* _Exercise requirements_
Below is the data. Give it again, complete and exact.

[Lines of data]
::::

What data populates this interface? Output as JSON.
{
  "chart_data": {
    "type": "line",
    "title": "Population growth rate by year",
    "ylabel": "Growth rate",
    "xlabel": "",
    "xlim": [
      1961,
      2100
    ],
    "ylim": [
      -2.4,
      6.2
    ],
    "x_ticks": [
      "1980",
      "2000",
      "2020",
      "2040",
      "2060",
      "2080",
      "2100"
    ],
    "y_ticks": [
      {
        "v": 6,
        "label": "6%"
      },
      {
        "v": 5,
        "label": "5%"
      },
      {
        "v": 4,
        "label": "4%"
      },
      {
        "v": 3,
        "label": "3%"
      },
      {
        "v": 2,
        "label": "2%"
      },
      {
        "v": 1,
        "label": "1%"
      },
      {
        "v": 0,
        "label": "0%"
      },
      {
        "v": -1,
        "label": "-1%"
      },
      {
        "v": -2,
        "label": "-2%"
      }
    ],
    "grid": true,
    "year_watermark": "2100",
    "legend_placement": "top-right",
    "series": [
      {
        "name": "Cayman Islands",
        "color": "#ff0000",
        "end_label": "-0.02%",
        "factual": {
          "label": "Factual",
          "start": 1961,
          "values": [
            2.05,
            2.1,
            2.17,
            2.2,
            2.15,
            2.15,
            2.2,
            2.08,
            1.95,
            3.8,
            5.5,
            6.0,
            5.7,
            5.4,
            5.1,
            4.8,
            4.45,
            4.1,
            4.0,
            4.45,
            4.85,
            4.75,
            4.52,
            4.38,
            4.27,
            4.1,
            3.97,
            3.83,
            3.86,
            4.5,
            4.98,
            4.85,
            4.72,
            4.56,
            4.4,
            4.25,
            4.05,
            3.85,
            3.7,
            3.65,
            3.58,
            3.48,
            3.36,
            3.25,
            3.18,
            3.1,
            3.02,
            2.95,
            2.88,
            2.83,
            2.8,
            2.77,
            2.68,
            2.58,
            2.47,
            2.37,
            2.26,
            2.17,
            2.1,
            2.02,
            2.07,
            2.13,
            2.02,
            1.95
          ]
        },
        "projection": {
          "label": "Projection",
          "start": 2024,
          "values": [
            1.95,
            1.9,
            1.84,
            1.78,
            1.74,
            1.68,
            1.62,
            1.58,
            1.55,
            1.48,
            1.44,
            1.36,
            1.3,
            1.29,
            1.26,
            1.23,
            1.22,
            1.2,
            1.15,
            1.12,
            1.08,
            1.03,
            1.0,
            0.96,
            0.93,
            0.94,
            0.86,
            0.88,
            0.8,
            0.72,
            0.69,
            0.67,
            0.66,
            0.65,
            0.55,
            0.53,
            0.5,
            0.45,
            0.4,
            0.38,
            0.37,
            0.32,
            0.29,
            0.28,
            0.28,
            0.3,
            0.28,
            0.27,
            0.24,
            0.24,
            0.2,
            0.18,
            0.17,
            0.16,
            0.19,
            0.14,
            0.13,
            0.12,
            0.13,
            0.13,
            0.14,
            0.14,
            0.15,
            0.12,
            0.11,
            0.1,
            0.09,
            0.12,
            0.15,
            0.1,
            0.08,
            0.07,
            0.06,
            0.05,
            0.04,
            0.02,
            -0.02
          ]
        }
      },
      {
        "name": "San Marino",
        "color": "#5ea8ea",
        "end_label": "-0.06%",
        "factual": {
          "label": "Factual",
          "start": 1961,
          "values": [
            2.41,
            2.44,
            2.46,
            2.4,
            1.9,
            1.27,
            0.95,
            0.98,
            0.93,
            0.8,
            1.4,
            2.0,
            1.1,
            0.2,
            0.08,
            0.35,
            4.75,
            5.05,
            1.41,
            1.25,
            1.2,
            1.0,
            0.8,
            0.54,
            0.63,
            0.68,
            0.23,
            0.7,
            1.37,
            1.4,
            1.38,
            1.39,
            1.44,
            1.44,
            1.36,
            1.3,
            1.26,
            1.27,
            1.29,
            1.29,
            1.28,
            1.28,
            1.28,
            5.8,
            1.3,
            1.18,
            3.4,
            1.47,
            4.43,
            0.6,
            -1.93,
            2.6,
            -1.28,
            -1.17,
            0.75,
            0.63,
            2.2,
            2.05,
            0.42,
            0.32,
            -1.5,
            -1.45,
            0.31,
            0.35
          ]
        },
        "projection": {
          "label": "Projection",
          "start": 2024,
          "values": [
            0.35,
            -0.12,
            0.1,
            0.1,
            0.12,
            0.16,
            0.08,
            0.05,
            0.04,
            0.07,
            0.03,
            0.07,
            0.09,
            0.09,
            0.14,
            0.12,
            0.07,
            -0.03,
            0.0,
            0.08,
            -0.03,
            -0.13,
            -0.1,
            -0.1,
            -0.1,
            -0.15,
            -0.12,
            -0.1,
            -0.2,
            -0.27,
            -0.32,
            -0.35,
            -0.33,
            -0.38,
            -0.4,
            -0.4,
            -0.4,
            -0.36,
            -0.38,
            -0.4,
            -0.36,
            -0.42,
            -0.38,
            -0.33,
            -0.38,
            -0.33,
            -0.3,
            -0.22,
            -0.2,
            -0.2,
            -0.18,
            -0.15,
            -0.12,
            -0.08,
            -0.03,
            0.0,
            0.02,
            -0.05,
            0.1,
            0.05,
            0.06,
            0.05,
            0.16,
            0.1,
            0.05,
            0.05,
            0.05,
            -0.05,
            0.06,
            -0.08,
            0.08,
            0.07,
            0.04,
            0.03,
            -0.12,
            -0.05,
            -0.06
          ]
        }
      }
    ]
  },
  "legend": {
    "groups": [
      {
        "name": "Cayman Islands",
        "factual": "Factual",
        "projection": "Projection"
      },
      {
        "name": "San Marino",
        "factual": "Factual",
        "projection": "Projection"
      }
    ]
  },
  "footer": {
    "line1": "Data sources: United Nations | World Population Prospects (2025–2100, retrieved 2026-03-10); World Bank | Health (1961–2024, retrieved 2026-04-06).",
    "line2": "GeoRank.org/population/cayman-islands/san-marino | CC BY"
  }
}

::::

* _Answer for this exercise_
What data populates this interface? Output as JSON.
{
  "chart_data": {
    "type": "line",
    "title": "Population growth rate by year",
    "ylabel": "Growth rate",
    "xlabel": "",
    "xlim": [
      1961,
      2100
    ],
    "ylim": [
      -2.4,
      6.2
    ],
    "x_ticks": [
      "1980",
      "2000",
      "2020",
      "2040",
      "2060",
      "2080",
      "2100"
    ],
    "y_ticks": [
      {
        "v": 6,
        "label": "6%"
      },
      {
        "v": 5,
        "label": "5%"
      },
      {
        "v": 4,
        "label": "4%"
      },
      {
        "v": 3,
        "label": "3%"
      },
      {
        "v": 2,
        "label": "2%"
      },
      {
        "v": 1,
        "label": "1%"
      },
      {
        "v": 0,
        "label": "0%"
      },
      {
        "v": -1,
        "label": "-1%"
      },
      {
        "v": -2,
        "label": "-2%"
      }
    ],
    "grid": true,
    "year_watermark": "2100",
    "legend_placement": "top-right",
    "series": [
      {
        "name": "Cayman Islands",
        "color": "#ff0000",
        "end_label": "-0.02%",
        "factual": {
          "label": "Factual",
          "start": 1961,
          "values": [
            2.05,
            2.1,
            2.17,
            2.2,
            2.15,
            2.15,
            2.2,
            2.08,
            1.95,
            3.8,
            5.5,
            6.0,
            5.7,
            5.4,
            5.1,
            4.8,
            4.45,
            4.1,
            4.0,
            4.45,
            4.85,
            4.75,
            4.52,
            4.38,
            4.27,
            4.1,
            3.97,
            3.83,
            3.86,
            4.5,
            4.98,
            4.85,
            4.72,
            4.56,
            4.4,
            4.25,
            4.05,
            3.85,
            3.7,
            3.65,
            3.58,
            3.48,
            3.36,
            3.25,
            3.18,
            3.1,
            3.02,
            2.95,
            2.88,
            2.83,
            2.8,
            2.77,
            2.68,
            2.58,
            2.47,
            2.37,
            2.26,
            2.17,
            2.1,
            2.02,
            2.07,
            2.13,
            2.02,
            1.95
          ]
        },
        "projection": {
          "label": "Projection",
          "start": 2024,
          "values": [
            1.95,
            1.9,
            1.84,
            1.78,
            1.74,
            1.68,
            1.62,
            1.58,
            1.55,
            1.48,
            1.44,
            1.36,
            1.3,
            1.29,
            1.26,
            1.23,
            1.22,
            1.2,
            1.15,
            1.12,
            1.08,
            1.03,
            1.0,
            0.96,
            0.93,
            0.94,
            0.86,
            0.88,
            0.8,
            0.72,
            0.69,
            0.67,
            0.66,
            0.65,
            0.55,
            0.53,
            0.5,
            0.45,
            0.4,
            0.38,
            0.37,
            0.32,
            0.29,
            0.28,
            0.28,
            0.3,
            0.28,
            0.27,
            0.24,
            0.24,
            0.2,
            0.18,
            0.17,
            0.16,
            0.19,
            0.14,
            0.13,
            0.12,
            0.13,
            0.13,
            0.14,
            0.14,
            0.15,
            0.12,
            0.11,
            0.1,
            0.09,
            0.12,
            0.15,
            0.1,
            0.08,
            0.07,
            0.06,
            0.05,
            0.04,
            0.02,
            -0.02
          ]
        }
      },
      {
        "name": "San Marino",
        "color": "#5ea8ea",
        "end_label": "-0.06%",
        "factual": {
          "label": "Factual",
          "start": 1961,
          "values": [
            2.41,
            2.44,
            2.46,
            2.4,
            1.9,
            1.27,
            0.95,
            0.98,
            0.93,
            0.8,
            1.4,
            2.0,
            1.1,
            0.2,
            0.08,
            0.35,
            4.75,
            5.05,
            1.41,
            1.25,
            1.2,
            1.0,
            0.8,
            0.54,
            0.63,
            0.68,
            0.23,
            0.7,
            1.37,
            1.4,
            1.38,
            1.39,
            1.44,
            1.44,
            1.36,
            1.3,
            1.26,
            1.27,
            1.29,
            1.29,
            1.28,
            1.28,
            1.28,
            5.8,
            1.3,
            1.18,
            3.4,
            1.47,
            4.43,
            0.6,
            -1.93,
            2.6,
            -1.28,
            -1.17,
            0.75,
            0.63,
            2.2,
            2.05,
            0.42,
            0.32,
            -1.5,
            -1.45,
            0.31,
            0.35
          ]
        },
        "projection": {
          "label": "Projection",
          "start": 2024,
          "values": [
            0.35,
            -0.12,
            0.1,
            0.1,
            0.12,
            0.16,
            0.08,
            0.05,
            0.04,
            0.07,
            0.03,
            0.07,
            0.09,
            0.09,
            0.14,
            0.12,
            0.07,
            -0.03,
            0.0,
            0.08,
            -0.03,
            -0.13,
            -0.1,
            -0.1,
            -0.1,
            -0.15,
            -0.12,
            -0.1,
            -0.2,
            -0.27,
            -0.32,
            -0.35,
            -0.33,
            -0.38,
            -0.4,
            -0.4,
            -0.4,
            -0.36,
            -0.38,
            -0.4,
            -0.36,
            -0.42,
            -0.38,
            -0.33,
            -0.38,
            -0.33,
            -0.3,
            -0.22,
            -0.2,
            -0.2,
            -0.18,
            -0.15,
            -0.12,
            -0.08,
            -0.03,
            0.0,
            0.02,
            -0.05,
            0.1,
            0.05,
            0.06,
            0.05,
            0.16,
            0.1,
            0.05,
            0.05,
            0.05,
            -0.05,
            0.06,
            -0.08,
            0.08,
            0.07,
            0.04,
            0.03,
            -0.12,
            -0.05,
            -0.06
          ]
        }
      }
    ]
  },
  "legend": {
    "groups": [
      {
        "name": "Cayman Islands",
        "factual": "Factual",
        "projection": "Projection"
      },
      {
        "name": "San Marino",
        "factual": "Factual",
        "projection": "Projection"
      }
    ]
  },
  "footer": {
    "line1": "Data sources: United Nations | World Population Prospects (2025–2100, retrieved 2026-03-10); World Bank | Health (1961–2024, retrieved 2026-04-06).",
    "line2": "GeoRank.org/population/cayman-islands/san-marino | CC BY"
  }
}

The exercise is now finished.